Requirements >>
Leaving out the pictures, retype all the material exactly.
# Start of Records to process
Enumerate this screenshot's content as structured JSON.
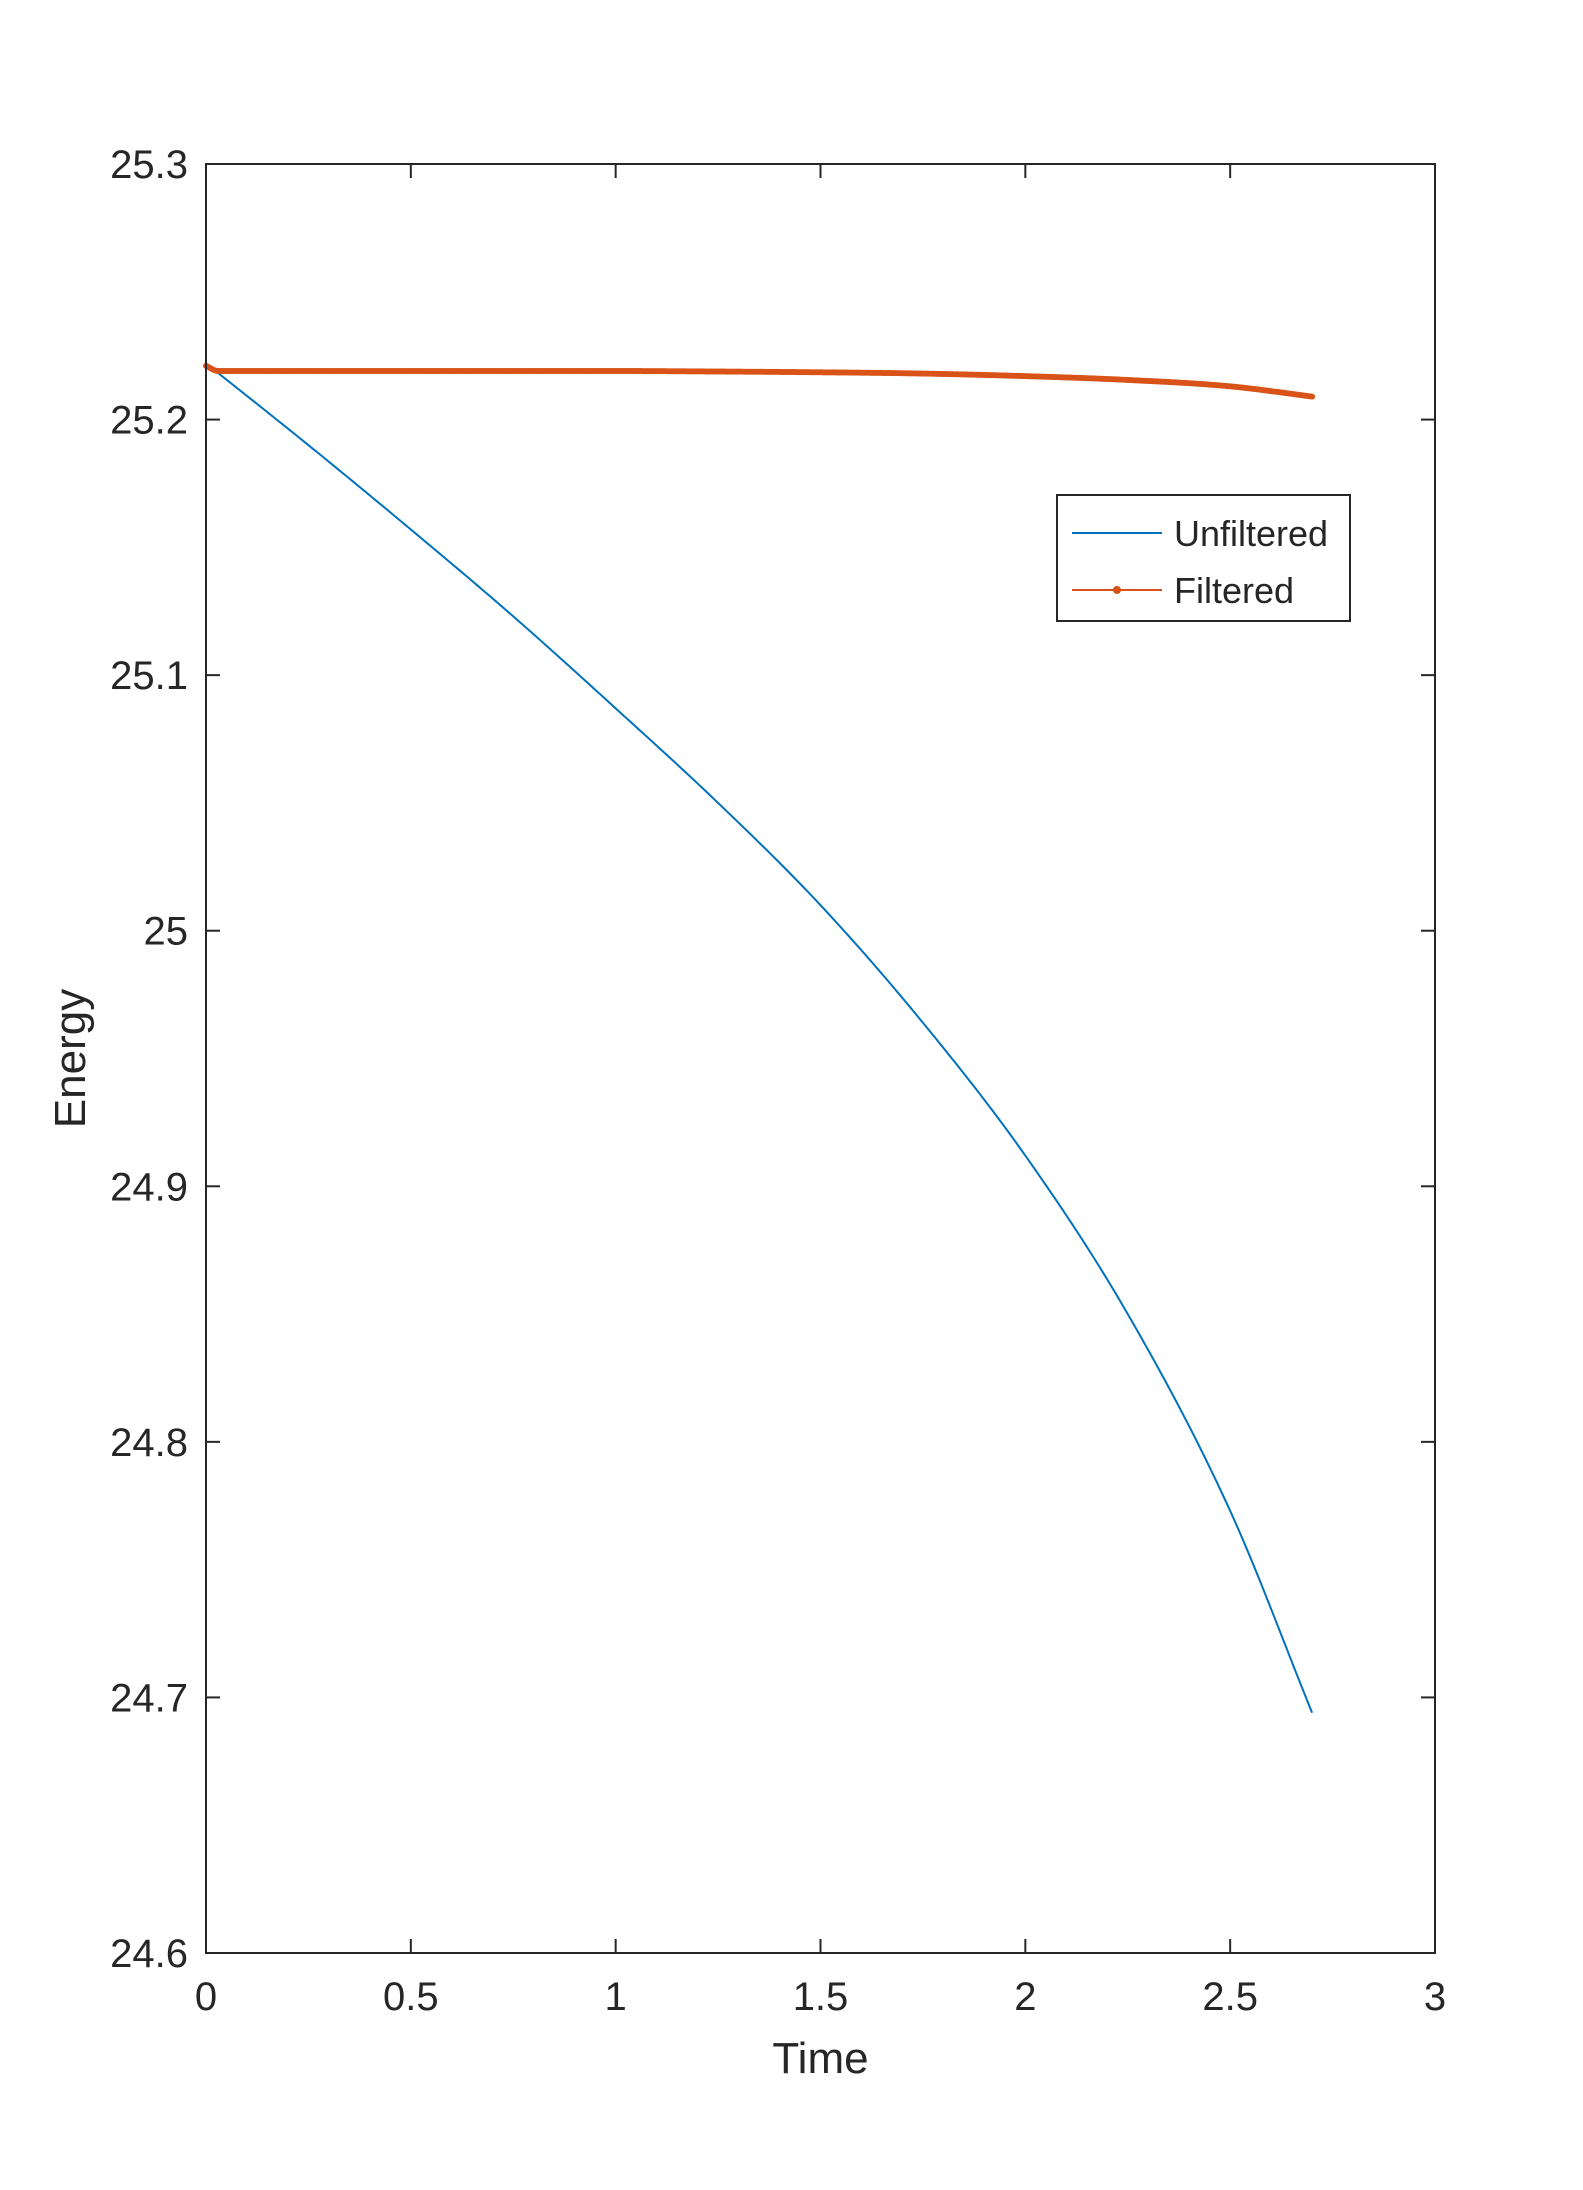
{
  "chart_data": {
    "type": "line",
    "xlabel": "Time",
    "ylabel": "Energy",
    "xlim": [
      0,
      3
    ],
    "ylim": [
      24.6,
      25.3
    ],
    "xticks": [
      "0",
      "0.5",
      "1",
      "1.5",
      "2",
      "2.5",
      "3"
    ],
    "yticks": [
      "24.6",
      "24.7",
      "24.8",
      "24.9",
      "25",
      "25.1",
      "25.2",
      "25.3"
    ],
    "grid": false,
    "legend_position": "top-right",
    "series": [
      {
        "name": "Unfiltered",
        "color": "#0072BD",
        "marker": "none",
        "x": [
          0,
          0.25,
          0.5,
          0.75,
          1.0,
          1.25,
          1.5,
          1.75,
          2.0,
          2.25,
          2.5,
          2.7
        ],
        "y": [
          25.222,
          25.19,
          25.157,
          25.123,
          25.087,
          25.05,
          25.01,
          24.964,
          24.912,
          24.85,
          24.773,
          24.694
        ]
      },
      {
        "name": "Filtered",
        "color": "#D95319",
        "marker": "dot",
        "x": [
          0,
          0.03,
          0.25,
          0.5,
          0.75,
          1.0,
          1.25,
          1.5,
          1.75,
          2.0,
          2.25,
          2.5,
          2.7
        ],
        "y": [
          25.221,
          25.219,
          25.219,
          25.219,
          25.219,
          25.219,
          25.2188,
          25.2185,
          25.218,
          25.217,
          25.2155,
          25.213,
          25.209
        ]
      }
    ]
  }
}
# End of Records to process
Written response >>
Enumerate this screenshot's content as structured JSON.
{
  "chart_data": {
    "type": "line",
    "xlabel": "Time",
    "ylabel": "Energy",
    "xlim": [
      0,
      3
    ],
    "ylim": [
      24.6,
      25.3
    ],
    "xticks": [
      "0",
      "0.5",
      "1",
      "1.5",
      "2",
      "2.5",
      "3"
    ],
    "yticks": [
      "24.6",
      "24.7",
      "24.8",
      "24.9",
      "25",
      "25.1",
      "25.2",
      "25.3"
    ],
    "grid": false,
    "legend_position": "top-right",
    "series": [
      {
        "name": "Unfiltered",
        "color": "#0072BD",
        "marker": "none",
        "x": [
          0,
          0.25,
          0.5,
          0.75,
          1.0,
          1.25,
          1.5,
          1.75,
          2.0,
          2.25,
          2.5,
          2.7
        ],
        "y": [
          25.222,
          25.19,
          25.157,
          25.123,
          25.087,
          25.05,
          25.01,
          24.964,
          24.912,
          24.85,
          24.773,
          24.694
        ]
      },
      {
        "name": "Filtered",
        "color": "#D95319",
        "marker": "dot",
        "x": [
          0,
          0.03,
          0.25,
          0.5,
          0.75,
          1.0,
          1.25,
          1.5,
          1.75,
          2.0,
          2.25,
          2.5,
          2.7
        ],
        "y": [
          25.221,
          25.219,
          25.219,
          25.219,
          25.219,
          25.219,
          25.2188,
          25.2185,
          25.218,
          25.217,
          25.2155,
          25.213,
          25.209
        ]
      }
    ]
  }
}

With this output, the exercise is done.